Copy every record below, exactly as written.

INFORMATION PROVIDED:
______________________________
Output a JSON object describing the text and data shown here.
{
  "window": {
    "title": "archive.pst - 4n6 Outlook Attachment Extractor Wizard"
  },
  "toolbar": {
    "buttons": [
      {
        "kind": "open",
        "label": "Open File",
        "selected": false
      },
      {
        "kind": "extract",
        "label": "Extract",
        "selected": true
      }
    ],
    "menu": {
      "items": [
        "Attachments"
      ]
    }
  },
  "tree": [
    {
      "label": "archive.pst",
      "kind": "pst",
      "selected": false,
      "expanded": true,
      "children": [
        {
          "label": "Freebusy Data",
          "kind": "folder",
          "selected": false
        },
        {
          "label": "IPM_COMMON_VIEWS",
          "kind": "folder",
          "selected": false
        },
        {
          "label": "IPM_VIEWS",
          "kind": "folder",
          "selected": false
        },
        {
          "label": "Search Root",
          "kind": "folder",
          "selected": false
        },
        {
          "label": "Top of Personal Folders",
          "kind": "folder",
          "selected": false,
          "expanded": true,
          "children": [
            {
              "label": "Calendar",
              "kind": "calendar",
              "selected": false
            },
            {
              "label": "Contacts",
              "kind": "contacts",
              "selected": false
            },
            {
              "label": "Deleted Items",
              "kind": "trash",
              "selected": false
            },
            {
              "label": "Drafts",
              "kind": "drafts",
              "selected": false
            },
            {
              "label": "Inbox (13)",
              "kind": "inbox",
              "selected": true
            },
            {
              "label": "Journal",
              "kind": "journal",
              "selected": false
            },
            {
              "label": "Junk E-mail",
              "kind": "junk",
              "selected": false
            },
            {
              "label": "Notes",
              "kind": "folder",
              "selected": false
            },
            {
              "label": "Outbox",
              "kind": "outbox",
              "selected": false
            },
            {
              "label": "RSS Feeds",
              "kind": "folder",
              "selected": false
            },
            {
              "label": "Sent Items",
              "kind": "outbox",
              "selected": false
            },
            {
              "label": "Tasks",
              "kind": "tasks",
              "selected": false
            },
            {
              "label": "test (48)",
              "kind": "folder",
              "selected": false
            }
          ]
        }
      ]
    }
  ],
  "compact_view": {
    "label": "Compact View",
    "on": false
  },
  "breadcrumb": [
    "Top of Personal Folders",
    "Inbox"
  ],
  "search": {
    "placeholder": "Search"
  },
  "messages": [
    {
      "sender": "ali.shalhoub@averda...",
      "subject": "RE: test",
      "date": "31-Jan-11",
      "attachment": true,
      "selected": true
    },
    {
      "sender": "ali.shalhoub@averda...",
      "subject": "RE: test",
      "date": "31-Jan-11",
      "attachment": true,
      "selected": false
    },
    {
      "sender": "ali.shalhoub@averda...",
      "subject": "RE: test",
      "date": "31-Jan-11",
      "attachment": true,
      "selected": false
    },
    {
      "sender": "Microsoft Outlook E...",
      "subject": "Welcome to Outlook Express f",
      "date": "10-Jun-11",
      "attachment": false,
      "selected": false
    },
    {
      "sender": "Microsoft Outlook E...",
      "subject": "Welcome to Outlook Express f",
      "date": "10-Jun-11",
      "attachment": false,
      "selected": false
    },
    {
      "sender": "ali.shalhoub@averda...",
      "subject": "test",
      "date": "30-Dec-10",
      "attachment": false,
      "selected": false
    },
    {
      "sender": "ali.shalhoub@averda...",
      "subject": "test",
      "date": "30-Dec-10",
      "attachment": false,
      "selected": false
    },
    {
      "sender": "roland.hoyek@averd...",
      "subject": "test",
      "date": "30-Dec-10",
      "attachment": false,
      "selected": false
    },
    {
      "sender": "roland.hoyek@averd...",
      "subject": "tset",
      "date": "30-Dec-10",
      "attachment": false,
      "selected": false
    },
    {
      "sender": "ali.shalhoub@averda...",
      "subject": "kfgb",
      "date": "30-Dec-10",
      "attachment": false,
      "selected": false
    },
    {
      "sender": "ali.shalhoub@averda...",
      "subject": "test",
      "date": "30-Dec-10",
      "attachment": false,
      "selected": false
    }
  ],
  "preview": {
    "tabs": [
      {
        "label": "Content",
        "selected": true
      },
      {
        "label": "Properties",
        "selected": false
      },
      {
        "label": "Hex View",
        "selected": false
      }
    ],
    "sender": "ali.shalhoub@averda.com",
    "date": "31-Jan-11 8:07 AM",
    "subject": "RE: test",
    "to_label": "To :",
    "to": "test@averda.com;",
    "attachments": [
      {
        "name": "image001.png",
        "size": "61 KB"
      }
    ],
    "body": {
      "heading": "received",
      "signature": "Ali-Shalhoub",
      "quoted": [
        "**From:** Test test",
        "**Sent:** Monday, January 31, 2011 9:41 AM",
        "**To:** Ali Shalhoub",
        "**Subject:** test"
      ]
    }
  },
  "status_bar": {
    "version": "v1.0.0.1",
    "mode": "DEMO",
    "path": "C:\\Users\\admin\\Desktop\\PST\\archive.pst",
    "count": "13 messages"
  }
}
______________________________
EXPECTED ANSWER:
Output a JSON object describing the text and data shown here.
{
  "window": {
    "title": "archive.pst - 4n6 Outlook Attachment Extractor Wizard"
  },
  "toolbar": {
    "buttons": [
      {
        "kind": "open",
        "label": "Open File",
        "selected": false
      },
      {
        "kind": "extract",
        "label": "Extract",
        "selected": true
      }
    ],
    "menu": {
      "items": [
        "Attachments"
      ]
    }
  },
  "tree": [
    {
      "label": "archive.pst",
      "kind": "pst",
      "selected": false,
      "expanded": true,
      "children": [
        {
          "label": "Freebusy Data",
          "kind": "folder",
          "selected": false
        },
        {
          "label": "IPM_COMMON_VIEWS",
          "kind": "folder",
          "selected": false
        },
        {
          "label": "IPM_VIEWS",
          "kind": "folder",
          "selected": false
        },
        {
          "label": "Search Root",
          "kind": "folder",
          "selected": false
        },
        {
          "label": "Top of Personal Folders",
          "kind": "folder",
          "selected": false,
          "expanded": true,
          "children": [
            {
              "label": "Calendar",
              "kind": "calendar",
              "selected": false
            },
            {
              "label": "Contacts",
              "kind": "contacts",
              "selected": false
            },
            {
              "label": "Deleted Items",
              "kind": "trash",
              "selected": false
            },
            {
              "label": "Drafts",
              "kind": "drafts",
              "selected": false
            },
            {
              "label": "Inbox (13)",
              "kind": "inbox",
              "selected": true
            },
            {
              "label": "Journal",
              "kind": "journal",
              "selected": false
            },
            {
              "label": "Junk E-mail",
              "kind": "junk",
              "selected": false
            },
            {
              "label": "Notes",
              "kind": "folder",
              "selected": false
            },
            {
              "label": "Outbox",
              "kind": "outbox",
              "selected": false
            },
            {
              "label": "RSS Feeds",
              "kind": "folder",
              "selected": false
            },
            {
              "label": "Sent Items",
              "kind": "outbox",
              "selected": false
            },
            {
              "label": "Tasks",
              "kind": "tasks",
              "selected": false
            },
            {
              "label": "test (48)",
              "kind": "folder",
              "selected": false
            }
          ]
        }
      ]
    }
  ],
  "compact_view": {
    "label": "Compact View",
    "on": false
  },
  "breadcrumb": [
    "Top of Personal Folders",
    "Inbox"
  ],
  "search": {
    "placeholder": "Search"
  },
  "messages": [
    {
      "sender": "ali.shalhoub@averda...",
      "subject": "RE: test",
      "date": "31-Jan-11",
      "attachment": true,
      "selected": true
    },
    {
      "sender": "ali.shalhoub@averda...",
      "subject": "RE: test",
      "date": "31-Jan-11",
      "attachment": true,
      "selected": false
    },
    {
      "sender": "ali.shalhoub@averda...",
      "subject": "RE: test",
      "date": "31-Jan-11",
      "attachment": true,
      "selected": false
    },
    {
      "sender": "Microsoft Outlook E...",
      "subject": "Welcome to Outlook Express f",
      "date": "10-Jun-11",
      "attachment": false,
      "selected": false
    },
    {
      "sender": "Microsoft Outlook E...",
      "subject": "Welcome to Outlook Express f",
      "date": "10-Jun-11",
      "attachment": false,
      "selected": false
    },
    {
      "sender": "ali.shalhoub@averda...",
      "subject": "test",
      "date": "30-Dec-10",
      "attachment": false,
      "selected": false
    },
    {
      "sender": "ali.shalhoub@averda...",
      "subject": "test",
      "date": "30-Dec-10",
      "attachment": false,
      "selected": false
    },
    {
      "sender": "roland.hoyek@averd...",
      "subject": "test",
      "date": "30-Dec-10",
      "attachment": false,
      "selected": false
    },
    {
      "sender": "roland.hoyek@averd...",
      "subject": "tset",
      "date": "30-Dec-10",
      "attachment": false,
      "selected": false
    },
    {
      "sender": "ali.shalhoub@averda...",
      "subject": "kfgb",
      "date": "30-Dec-10",
      "attachment": false,
      "selected": false
    },
    {
      "sender": "ali.shalhoub@averda...",
      "subject": "test",
      "date": "30-Dec-10",
      "attachment": false,
      "selected": false
    }
  ],
  "preview": {
    "tabs": [
      {
        "label": "Content",
        "selected": true
      },
      {
        "label": "Properties",
        "selected": false
      },
      {
        "label": "Hex View",
        "selected": false
      }
    ],
    "sender": "ali.shalhoub@averda.com",
    "date": "31-Jan-11 8:07 AM",
    "subject": "RE: test",
    "to_label": "To :",
    "to": "test@averda.com;",
    "attachments": [
      {
        "name": "image001.png",
        "size": "61 KB"
      }
    ],
    "body": {
      "heading": "received",
      "signature": "Ali-Shalhoub",
      "quoted": [
        "**From:** Test test",
        "**Sent:** Monday, January 31, 2011 9:41 AM",
        "**To:** Ali Shalhoub",
        "**Subject:** test"
      ]
    }
  },
  "status_bar": {
    "version": "v1.0.0.1",
    "mode": "DEMO",
    "path": "C:\\Users\\admin\\Desktop\\PST\\archive.pst",
    "count": "13 messages"
  }
}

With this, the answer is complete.